— Consignes de l'exercice —
Recopiez à l'identique les lignes des items, du tout début jusqu'à la ligne contenant « List UI elements », celle-ci comprise.

— Liste des items —
------------------------------------------------------------------------

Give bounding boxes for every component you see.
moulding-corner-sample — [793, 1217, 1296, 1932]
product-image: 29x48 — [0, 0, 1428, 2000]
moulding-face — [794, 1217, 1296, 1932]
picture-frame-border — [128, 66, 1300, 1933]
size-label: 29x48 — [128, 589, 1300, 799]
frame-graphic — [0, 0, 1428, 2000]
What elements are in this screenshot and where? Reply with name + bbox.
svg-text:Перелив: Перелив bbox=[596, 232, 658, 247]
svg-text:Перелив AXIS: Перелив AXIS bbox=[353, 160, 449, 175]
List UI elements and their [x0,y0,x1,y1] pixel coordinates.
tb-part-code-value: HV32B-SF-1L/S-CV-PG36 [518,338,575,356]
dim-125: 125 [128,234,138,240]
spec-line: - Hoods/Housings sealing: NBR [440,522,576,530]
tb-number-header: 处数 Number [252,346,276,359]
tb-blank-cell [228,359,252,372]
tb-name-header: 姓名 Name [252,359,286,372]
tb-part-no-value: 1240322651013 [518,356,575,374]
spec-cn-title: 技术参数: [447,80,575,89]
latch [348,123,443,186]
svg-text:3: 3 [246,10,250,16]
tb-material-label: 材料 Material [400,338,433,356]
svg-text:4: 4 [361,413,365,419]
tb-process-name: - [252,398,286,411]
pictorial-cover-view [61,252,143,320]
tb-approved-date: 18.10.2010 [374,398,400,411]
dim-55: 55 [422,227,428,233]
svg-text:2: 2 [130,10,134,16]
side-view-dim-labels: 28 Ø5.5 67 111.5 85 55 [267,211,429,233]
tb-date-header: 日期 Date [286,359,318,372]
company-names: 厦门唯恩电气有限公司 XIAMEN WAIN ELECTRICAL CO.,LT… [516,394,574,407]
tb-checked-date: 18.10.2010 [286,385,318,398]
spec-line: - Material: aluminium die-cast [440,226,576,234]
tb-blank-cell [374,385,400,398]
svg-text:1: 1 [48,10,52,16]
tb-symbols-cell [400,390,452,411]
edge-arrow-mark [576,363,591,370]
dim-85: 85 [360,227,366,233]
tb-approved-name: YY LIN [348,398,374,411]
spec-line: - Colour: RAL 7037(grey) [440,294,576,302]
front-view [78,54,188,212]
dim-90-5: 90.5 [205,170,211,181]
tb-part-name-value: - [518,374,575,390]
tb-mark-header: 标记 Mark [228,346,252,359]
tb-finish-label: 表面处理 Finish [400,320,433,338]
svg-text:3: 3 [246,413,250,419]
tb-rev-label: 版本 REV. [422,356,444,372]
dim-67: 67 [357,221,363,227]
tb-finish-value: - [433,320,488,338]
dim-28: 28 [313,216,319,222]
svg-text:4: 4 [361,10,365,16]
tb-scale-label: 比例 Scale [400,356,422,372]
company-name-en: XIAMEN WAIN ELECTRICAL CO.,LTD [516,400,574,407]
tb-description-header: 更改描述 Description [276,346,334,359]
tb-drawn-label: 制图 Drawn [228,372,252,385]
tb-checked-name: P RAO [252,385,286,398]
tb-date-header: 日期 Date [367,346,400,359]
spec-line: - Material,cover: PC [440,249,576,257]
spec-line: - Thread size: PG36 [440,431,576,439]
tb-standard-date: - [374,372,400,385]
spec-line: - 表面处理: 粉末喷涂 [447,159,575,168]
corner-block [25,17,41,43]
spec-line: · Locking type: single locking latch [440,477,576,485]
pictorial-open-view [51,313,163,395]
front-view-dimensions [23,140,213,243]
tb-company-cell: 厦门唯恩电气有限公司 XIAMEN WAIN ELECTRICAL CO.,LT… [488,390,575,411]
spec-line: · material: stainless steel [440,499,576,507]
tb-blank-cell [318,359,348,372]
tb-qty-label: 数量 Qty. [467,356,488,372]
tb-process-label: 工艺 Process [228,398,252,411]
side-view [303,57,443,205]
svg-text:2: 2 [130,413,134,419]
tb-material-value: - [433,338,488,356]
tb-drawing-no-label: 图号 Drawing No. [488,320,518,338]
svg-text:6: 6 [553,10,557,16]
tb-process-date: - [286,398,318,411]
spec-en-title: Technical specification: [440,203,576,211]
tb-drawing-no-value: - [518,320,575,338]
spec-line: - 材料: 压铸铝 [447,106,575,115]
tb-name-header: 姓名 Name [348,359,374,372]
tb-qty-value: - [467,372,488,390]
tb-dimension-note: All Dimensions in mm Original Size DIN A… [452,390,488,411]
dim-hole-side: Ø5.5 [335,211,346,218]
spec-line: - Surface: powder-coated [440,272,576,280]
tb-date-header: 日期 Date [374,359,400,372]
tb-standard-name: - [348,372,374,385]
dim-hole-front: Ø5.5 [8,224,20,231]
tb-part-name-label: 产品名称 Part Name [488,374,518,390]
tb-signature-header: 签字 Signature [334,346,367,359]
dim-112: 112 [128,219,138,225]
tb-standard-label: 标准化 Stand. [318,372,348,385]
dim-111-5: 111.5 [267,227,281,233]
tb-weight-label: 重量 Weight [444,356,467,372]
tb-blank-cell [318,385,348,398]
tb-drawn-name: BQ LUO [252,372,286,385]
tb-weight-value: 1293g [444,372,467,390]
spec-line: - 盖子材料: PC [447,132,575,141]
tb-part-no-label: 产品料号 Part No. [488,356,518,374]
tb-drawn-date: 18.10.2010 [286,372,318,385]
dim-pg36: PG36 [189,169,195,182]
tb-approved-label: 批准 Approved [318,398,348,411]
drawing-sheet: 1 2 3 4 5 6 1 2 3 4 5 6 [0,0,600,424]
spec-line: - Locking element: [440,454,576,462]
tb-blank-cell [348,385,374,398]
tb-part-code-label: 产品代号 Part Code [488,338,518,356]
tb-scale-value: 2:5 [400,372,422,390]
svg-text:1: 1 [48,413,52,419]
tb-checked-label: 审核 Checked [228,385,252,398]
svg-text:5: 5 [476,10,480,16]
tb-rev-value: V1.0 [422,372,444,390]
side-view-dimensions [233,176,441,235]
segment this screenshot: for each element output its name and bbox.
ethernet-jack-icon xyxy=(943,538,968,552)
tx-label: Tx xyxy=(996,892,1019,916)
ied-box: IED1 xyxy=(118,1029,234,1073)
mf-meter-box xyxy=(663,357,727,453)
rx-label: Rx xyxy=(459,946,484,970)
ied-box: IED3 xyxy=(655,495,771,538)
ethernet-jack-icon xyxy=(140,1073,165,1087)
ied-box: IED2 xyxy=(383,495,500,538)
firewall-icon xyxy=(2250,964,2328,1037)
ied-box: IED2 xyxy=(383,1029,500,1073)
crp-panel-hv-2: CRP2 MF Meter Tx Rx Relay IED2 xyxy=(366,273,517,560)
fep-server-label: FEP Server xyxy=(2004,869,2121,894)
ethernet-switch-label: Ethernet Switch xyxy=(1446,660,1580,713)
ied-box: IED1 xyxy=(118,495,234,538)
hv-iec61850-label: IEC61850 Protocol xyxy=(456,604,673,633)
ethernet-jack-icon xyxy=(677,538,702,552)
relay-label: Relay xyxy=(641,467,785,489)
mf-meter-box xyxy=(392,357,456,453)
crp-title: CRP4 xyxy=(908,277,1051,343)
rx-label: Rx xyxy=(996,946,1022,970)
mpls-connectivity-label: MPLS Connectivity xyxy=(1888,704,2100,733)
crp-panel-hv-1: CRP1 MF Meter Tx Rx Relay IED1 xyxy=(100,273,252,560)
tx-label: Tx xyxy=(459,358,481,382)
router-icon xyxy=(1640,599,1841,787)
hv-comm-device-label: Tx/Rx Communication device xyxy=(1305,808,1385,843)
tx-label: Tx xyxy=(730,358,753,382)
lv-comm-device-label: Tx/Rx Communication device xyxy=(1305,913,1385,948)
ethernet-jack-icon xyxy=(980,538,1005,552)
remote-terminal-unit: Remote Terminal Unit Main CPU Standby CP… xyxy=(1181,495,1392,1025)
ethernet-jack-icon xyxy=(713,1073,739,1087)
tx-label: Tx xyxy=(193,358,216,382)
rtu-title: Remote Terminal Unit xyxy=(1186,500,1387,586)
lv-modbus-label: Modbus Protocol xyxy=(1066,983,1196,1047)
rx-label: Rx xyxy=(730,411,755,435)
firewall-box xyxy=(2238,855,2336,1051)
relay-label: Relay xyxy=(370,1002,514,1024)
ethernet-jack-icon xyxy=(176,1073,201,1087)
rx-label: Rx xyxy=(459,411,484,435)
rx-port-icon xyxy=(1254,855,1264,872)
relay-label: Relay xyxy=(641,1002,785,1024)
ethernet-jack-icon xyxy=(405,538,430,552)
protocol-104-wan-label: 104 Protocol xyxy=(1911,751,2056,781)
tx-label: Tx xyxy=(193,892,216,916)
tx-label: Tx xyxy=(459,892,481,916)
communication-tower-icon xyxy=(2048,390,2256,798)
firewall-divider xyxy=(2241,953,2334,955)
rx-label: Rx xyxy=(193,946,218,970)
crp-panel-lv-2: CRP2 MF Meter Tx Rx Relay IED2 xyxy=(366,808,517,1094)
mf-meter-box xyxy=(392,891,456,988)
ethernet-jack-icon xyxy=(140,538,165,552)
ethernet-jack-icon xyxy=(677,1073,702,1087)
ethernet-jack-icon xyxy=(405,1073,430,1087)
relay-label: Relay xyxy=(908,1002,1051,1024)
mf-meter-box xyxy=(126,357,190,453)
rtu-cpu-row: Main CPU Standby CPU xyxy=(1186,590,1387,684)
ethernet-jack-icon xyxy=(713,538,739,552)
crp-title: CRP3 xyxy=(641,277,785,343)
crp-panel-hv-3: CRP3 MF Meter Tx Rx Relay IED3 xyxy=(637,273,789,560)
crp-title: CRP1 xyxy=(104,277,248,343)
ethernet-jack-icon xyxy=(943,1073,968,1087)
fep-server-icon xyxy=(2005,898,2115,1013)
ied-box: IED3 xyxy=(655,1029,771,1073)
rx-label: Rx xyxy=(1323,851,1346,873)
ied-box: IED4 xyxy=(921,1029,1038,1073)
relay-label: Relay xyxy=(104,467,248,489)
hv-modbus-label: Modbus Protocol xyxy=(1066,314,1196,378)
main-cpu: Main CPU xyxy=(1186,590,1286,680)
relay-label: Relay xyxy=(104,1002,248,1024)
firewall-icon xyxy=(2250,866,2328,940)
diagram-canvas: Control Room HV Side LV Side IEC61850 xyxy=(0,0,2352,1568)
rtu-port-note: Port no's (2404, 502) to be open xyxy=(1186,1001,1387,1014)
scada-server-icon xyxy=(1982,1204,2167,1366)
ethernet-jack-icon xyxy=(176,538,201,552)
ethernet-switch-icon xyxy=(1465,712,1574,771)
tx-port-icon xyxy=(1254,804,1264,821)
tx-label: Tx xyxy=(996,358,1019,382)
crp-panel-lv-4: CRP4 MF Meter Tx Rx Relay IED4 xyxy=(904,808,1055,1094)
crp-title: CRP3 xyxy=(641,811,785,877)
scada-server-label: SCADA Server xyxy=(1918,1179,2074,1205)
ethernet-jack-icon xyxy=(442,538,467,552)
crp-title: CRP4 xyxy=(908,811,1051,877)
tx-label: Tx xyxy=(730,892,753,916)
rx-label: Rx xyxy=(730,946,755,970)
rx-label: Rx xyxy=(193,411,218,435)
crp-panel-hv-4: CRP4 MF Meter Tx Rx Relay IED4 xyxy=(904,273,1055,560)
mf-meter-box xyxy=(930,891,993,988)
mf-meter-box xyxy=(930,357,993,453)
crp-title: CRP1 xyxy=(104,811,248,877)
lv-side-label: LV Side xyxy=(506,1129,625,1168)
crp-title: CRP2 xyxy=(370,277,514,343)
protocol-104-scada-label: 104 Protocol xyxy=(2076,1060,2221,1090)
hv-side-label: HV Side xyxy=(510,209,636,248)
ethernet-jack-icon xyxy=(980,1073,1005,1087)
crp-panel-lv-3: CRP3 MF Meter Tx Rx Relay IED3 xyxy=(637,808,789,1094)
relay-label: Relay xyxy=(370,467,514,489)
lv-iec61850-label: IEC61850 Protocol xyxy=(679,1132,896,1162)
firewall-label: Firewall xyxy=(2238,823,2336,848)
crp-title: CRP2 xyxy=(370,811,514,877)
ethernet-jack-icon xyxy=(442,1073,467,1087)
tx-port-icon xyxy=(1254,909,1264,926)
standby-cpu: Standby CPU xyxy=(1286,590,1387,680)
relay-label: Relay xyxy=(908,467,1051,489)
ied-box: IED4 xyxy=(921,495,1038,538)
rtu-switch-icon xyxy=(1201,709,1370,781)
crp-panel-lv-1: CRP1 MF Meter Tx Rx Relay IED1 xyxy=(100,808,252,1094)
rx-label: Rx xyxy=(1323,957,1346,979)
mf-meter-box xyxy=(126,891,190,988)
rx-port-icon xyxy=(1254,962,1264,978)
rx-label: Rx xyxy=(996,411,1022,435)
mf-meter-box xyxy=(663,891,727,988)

------------------------------------------------------------------------

— Résultat —
Give bounding boxes for every component you see.
moulding-corner-sample — [793, 1217, 1296, 1932]
product-image: 29x48 — [0, 0, 1428, 2000]
moulding-face — [794, 1217, 1296, 1932]
picture-frame-border — [128, 66, 1300, 1933]
size-label: 29x48 — [128, 589, 1300, 799]
frame-graphic — [0, 0, 1428, 2000]
What elements are in this screenshot and where? Reply with name + bbox.
svg-text:Перелив: Перелив bbox=[596, 232, 658, 247]
svg-text:Перелив AXIS: Перелив AXIS bbox=[353, 160, 449, 175]
List UI elements and their [x0,y0,x1,y1] pixel coordinates.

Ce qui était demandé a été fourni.